§ **Stated goal 1**: According to the post on the Pledge of Allegiance, what is the only thing about the Pledge the writer has a problem with?

§ **Text block**:
○ ○ ○ ○ ○

Scott Hardie | July 1, 2002
Everybody else is weighing in on the Pledge of Allegiance flap, so I thought I'd put in my two cents. I've noticed that virtually all politicians are endorsing "under God" as though their political life depended on it (and it's a shame that it pretty much does, thanks to opportunistic assholes like George Bush Sr.), but every op-ed column I've read about it has defended Alfred Goodwin's decision. I really want to read an op-ed column that endorses "under God" and argues for it logically, because I myself can't think of a logical argument as to why it should be in the Pledge, and why the Pledge should be mandatory.

You know, honestly, I don't mind it. The Pledge is only one sentence, and those are only two words in it, and it's just about the only civics that kids get until late in high school. I only have a problem with it being mandatory. You cannot force a child, let alone any person, to swear their allegiance to the country. Do we live under democracy or fascism? Making them acknowledge the existence and dominance of God is just adding insult to injury.

○ ○ ○ ○ ○

§ **Extracted entries**:
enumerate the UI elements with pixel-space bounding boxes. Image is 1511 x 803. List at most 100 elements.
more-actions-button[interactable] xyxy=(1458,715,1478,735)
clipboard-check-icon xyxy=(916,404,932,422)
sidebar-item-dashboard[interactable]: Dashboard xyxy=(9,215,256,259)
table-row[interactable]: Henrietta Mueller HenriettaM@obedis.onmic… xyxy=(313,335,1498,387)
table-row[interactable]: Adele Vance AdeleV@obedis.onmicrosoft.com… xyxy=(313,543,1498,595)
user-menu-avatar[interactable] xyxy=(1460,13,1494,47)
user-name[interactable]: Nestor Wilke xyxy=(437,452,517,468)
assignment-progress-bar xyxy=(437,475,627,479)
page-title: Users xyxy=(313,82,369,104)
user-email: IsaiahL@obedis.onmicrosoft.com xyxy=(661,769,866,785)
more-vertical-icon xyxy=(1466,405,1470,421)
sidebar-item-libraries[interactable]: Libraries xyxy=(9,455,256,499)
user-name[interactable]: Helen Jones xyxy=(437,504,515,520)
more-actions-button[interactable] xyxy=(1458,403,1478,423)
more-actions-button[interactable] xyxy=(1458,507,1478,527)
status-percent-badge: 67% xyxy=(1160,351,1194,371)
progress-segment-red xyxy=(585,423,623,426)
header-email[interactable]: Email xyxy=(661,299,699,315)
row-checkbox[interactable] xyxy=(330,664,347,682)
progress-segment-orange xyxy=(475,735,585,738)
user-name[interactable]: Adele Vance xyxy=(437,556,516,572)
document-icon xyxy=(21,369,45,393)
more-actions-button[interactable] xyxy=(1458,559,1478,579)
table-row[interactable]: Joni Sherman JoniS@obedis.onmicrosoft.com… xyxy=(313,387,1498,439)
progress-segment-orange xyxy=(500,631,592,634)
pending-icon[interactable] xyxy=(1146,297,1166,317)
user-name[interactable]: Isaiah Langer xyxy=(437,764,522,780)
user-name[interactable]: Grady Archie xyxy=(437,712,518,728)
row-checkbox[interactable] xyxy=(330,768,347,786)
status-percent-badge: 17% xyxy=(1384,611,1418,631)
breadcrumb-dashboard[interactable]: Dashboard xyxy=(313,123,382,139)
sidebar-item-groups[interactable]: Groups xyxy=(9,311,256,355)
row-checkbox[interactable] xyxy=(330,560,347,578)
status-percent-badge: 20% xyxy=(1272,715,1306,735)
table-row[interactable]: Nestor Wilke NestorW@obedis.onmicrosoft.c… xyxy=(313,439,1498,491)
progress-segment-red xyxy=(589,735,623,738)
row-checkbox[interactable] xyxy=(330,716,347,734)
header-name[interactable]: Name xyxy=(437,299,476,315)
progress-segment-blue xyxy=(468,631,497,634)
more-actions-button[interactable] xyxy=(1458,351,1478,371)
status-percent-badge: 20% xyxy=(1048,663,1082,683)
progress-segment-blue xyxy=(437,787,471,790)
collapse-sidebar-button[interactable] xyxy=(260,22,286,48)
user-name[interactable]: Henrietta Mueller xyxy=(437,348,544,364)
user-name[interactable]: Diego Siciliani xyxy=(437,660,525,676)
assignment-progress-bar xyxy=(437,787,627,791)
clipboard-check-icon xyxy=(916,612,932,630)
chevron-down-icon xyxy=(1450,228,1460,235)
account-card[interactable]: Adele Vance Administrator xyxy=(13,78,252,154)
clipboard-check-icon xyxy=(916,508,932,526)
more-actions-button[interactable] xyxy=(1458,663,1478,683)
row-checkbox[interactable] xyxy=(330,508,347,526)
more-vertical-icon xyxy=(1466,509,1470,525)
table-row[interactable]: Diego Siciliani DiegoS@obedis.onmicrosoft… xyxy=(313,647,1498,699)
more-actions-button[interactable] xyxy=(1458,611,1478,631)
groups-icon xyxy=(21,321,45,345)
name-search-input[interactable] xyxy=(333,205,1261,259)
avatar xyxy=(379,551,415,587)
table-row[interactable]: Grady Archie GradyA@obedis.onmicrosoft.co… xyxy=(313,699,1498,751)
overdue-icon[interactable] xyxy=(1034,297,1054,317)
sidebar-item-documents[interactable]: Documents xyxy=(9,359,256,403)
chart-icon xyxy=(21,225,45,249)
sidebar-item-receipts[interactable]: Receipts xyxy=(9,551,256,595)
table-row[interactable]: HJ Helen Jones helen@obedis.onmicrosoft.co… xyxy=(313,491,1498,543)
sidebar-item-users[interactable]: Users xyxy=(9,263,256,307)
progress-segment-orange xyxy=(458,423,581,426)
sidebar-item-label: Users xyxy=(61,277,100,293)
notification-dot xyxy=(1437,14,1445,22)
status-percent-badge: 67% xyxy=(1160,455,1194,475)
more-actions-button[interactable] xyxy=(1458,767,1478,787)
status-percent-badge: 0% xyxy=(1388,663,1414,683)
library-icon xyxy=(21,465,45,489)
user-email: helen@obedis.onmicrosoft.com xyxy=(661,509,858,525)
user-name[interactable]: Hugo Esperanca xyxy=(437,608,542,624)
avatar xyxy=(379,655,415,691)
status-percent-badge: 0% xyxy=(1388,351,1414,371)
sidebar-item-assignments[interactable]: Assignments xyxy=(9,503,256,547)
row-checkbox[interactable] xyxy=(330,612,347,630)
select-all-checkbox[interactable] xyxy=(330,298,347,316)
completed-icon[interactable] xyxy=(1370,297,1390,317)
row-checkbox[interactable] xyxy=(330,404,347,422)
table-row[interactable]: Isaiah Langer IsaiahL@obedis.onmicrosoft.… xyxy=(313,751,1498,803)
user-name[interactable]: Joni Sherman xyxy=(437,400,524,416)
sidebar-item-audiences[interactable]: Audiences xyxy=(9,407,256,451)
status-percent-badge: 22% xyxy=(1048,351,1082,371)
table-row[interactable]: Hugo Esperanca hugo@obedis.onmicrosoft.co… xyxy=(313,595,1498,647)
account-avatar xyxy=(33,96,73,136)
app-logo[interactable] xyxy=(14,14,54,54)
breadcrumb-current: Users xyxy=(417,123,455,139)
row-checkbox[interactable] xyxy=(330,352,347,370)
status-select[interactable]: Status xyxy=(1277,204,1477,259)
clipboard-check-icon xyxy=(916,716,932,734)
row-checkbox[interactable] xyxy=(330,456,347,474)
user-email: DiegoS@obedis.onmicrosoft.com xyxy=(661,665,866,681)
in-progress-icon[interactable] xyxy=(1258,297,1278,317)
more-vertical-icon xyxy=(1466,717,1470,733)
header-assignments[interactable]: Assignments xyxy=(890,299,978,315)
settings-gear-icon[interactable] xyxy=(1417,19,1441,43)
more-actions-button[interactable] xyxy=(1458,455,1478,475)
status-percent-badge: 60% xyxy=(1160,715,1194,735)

○ ○ ○ ○ ○

§ **Stated goal 2**: In the entries, locate each line containing the string "email" and copy those lines.

§ **Written solution 1**: The writer's only problem is that the Pledge is mandatory.

§ **Written solution 2**:
user-email: IsaiahL@obedis.onmicrosoft.com xyxy=(661,769,866,785)
header-email[interactable]: Email xyxy=(661,299,699,315)
user-email: helen@obedis.onmicrosoft.com xyxy=(661,509,858,525)
user-email: DiegoS@obedis.onmicrosoft.com xyxy=(661,665,866,681)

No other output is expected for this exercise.